● **WHAT THE TASK ASKS**: Transcribe the material in full. Nothing should differ except that the pictures are left out.

====

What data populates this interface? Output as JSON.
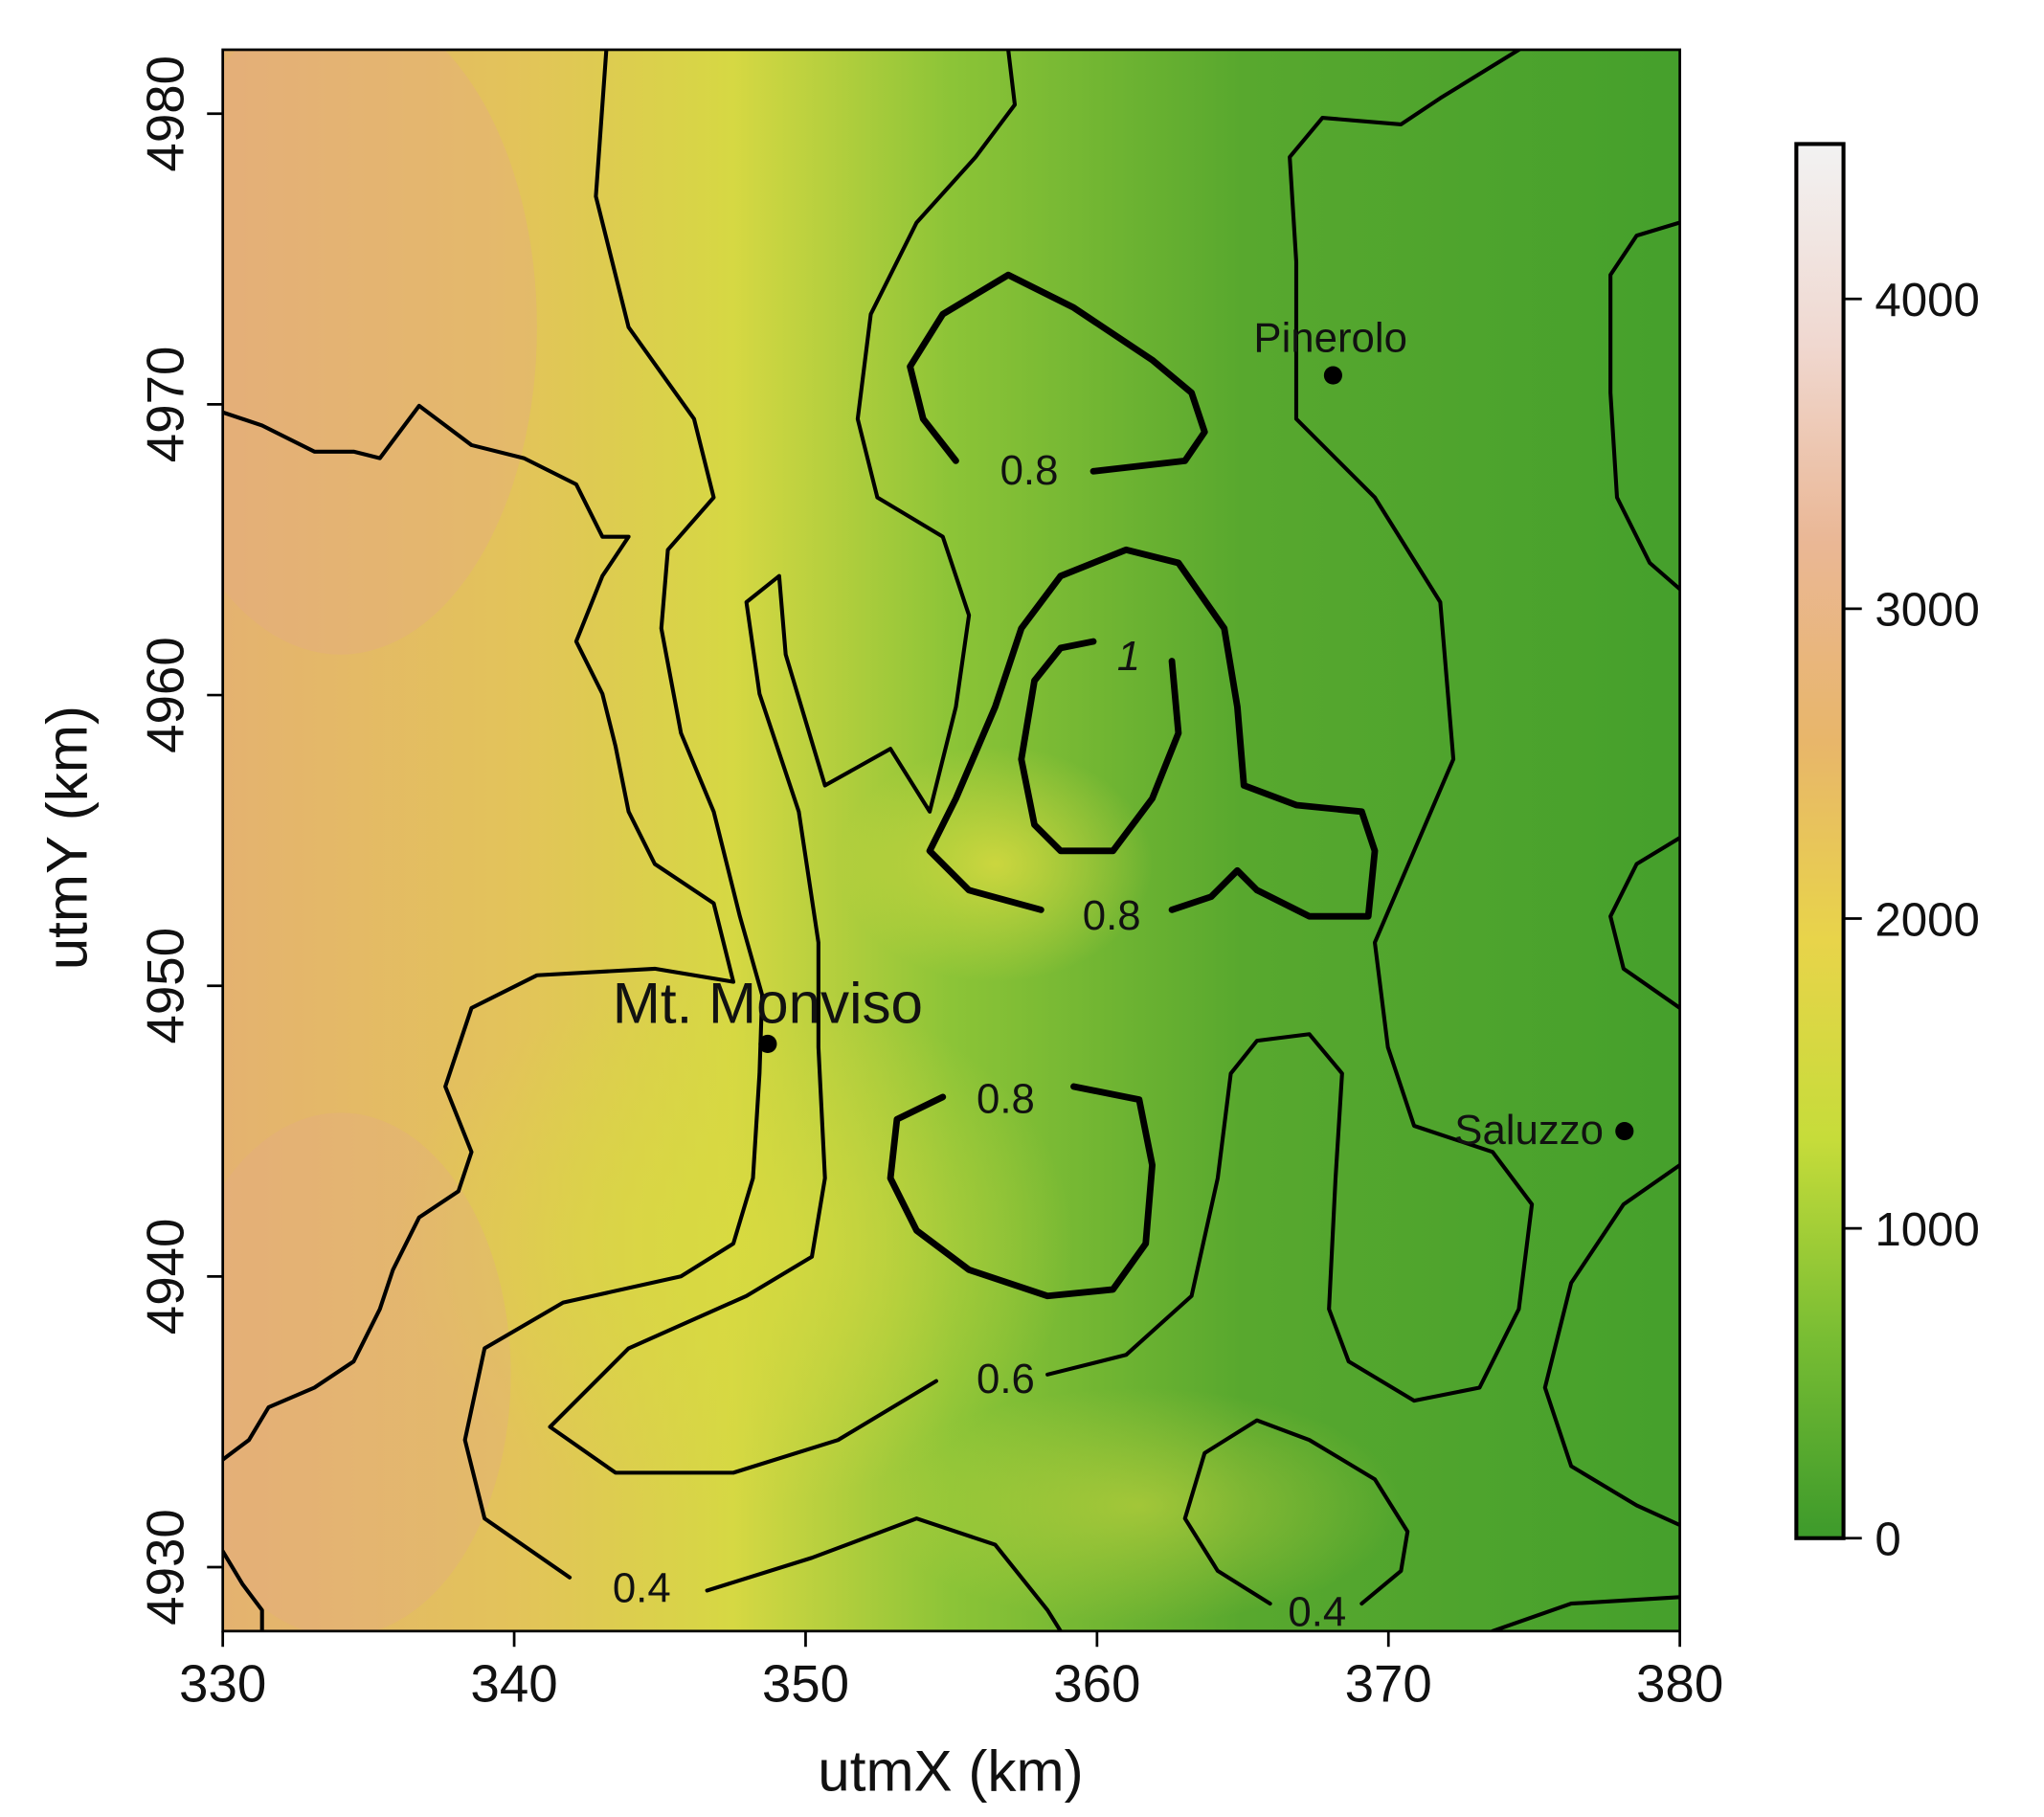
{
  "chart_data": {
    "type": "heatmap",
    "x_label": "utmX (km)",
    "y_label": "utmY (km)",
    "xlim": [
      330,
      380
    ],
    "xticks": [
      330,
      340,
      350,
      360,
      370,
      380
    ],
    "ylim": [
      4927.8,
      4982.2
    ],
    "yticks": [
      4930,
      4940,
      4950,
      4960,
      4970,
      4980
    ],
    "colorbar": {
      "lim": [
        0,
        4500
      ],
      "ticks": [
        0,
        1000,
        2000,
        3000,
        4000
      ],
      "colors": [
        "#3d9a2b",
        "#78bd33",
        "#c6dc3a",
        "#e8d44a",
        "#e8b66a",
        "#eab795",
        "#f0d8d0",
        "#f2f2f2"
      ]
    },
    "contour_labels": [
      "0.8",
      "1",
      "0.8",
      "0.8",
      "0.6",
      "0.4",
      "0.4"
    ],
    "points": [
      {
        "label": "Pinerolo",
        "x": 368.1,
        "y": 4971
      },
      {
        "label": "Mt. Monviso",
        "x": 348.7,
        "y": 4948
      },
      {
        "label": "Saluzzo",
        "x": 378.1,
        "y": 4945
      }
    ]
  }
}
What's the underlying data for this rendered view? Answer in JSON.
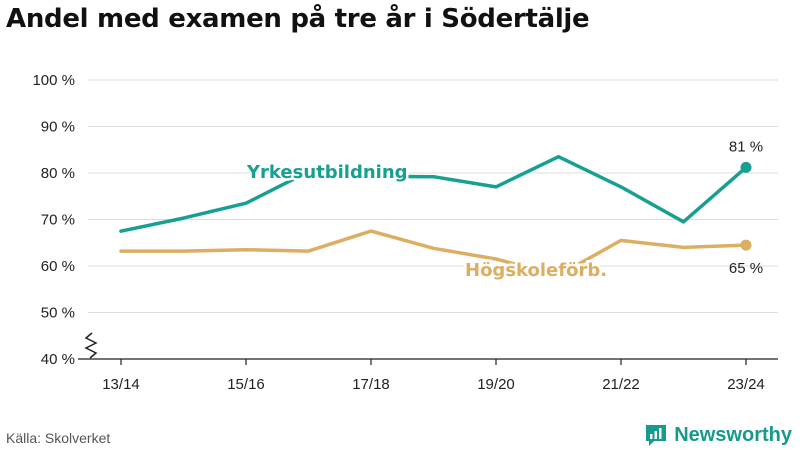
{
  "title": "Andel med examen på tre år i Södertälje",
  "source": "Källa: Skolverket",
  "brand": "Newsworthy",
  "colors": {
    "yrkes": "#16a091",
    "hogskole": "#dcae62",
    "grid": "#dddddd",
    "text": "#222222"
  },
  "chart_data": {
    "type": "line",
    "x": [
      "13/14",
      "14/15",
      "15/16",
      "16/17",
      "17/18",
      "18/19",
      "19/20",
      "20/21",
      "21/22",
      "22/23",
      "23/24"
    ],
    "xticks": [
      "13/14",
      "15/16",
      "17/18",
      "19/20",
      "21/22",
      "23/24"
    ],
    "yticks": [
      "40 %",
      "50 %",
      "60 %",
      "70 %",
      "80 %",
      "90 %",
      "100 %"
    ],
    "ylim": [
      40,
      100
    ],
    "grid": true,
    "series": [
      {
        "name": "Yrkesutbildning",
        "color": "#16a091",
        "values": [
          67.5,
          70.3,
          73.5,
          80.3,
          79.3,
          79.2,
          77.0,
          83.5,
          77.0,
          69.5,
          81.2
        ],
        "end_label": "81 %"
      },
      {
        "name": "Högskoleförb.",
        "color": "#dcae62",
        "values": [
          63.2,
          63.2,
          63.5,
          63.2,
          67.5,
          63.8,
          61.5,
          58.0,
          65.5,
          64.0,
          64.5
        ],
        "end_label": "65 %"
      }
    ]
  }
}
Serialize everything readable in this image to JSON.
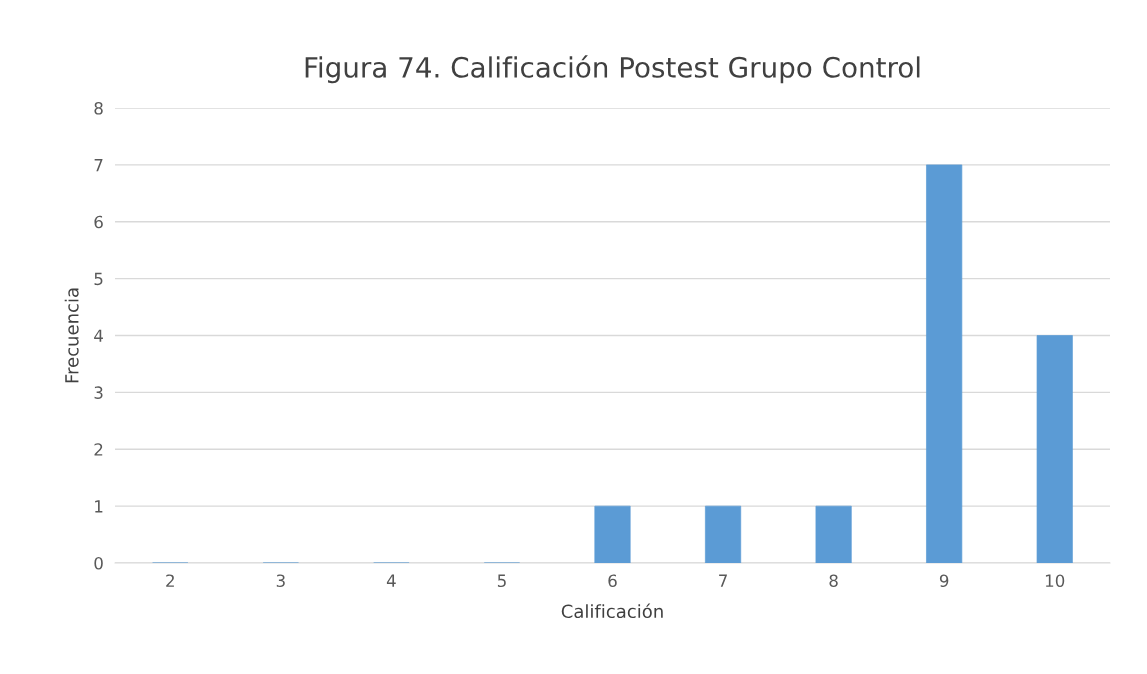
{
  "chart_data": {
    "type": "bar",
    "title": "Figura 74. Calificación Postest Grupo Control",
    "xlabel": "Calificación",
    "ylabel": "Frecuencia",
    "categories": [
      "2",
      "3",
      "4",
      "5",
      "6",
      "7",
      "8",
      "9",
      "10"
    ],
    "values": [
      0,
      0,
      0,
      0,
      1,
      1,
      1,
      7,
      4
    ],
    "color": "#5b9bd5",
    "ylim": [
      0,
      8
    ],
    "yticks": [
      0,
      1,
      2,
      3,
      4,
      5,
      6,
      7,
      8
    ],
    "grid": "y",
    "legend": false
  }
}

====

● **FINISHED EXERCISE**:
What data populates this interface? Output as JSON.
{
  "chart_data": {
    "type": "heatmap",
    "x_label": "utmX (km)",
    "y_label": "utmY (km)",
    "xlim": [
      330,
      380
    ],
    "xticks": [
      330,
      340,
      350,
      360,
      370,
      380
    ],
    "ylim": [
      4927.8,
      4982.2
    ],
    "yticks": [
      4930,
      4940,
      4950,
      4960,
      4970,
      4980
    ],
    "colorbar": {
      "lim": [
        0,
        4500
      ],
      "ticks": [
        0,
        1000,
        2000,
        3000,
        4000
      ],
      "colors": [
        "#3d9a2b",
        "#78bd33",
        "#c6dc3a",
        "#e8d44a",
        "#e8b66a",
        "#eab795",
        "#f0d8d0",
        "#f2f2f2"
      ]
    },
    "contour_labels": [
      "0.8",
      "1",
      "0.8",
      "0.8",
      "0.6",
      "0.4",
      "0.4"
    ],
    "points": [
      {
        "label": "Pinerolo",
        "x": 368.1,
        "y": 4971
      },
      {
        "label": "Mt. Monviso",
        "x": 348.7,
        "y": 4948
      },
      {
        "label": "Saluzzo",
        "x": 378.1,
        "y": 4945
      }
    ]
  }
}
What's the underlying data for this rendered view? Answer in JSON.
{
  "title": "Andel med examen på tre år i Södertälje",
  "source": "Källa: Skolverket",
  "brand": "Newsworthy",
  "colors": {
    "yrkes": "#16a091",
    "hogskole": "#dcae62",
    "grid": "#dddddd",
    "text": "#222222"
  },
  "chart_data": {
    "type": "line",
    "x": [
      "13/14",
      "14/15",
      "15/16",
      "16/17",
      "17/18",
      "18/19",
      "19/20",
      "20/21",
      "21/22",
      "22/23",
      "23/24"
    ],
    "xticks": [
      "13/14",
      "15/16",
      "17/18",
      "19/20",
      "21/22",
      "23/24"
    ],
    "yticks": [
      "40 %",
      "50 %",
      "60 %",
      "70 %",
      "80 %",
      "90 %",
      "100 %"
    ],
    "ylim": [
      40,
      100
    ],
    "grid": true,
    "series": [
      {
        "name": "Yrkesutbildning",
        "color": "#16a091",
        "values": [
          67.5,
          70.3,
          73.5,
          80.3,
          79.3,
          79.2,
          77.0,
          83.5,
          77.0,
          69.5,
          81.2
        ],
        "end_label": "81 %"
      },
      {
        "name": "Högskoleförb.",
        "color": "#dcae62",
        "values": [
          63.2,
          63.2,
          63.5,
          63.2,
          67.5,
          63.8,
          61.5,
          58.0,
          65.5,
          64.0,
          64.5
        ],
        "end_label": "65 %"
      }
    ]
  }
}
Serialize everything readable in this image to JSON.
{
  "chart_data": {
    "type": "bar",
    "title": "Figura 74. Calificación Postest Grupo Control",
    "xlabel": "Calificación",
    "ylabel": "Frecuencia",
    "categories": [
      "2",
      "3",
      "4",
      "5",
      "6",
      "7",
      "8",
      "9",
      "10"
    ],
    "values": [
      0,
      0,
      0,
      0,
      1,
      1,
      1,
      7,
      4
    ],
    "color": "#5b9bd5",
    "ylim": [
      0,
      8
    ],
    "yticks": [
      0,
      1,
      2,
      3,
      4,
      5,
      6,
      7,
      8
    ],
    "grid": "y",
    "legend": false
  }
}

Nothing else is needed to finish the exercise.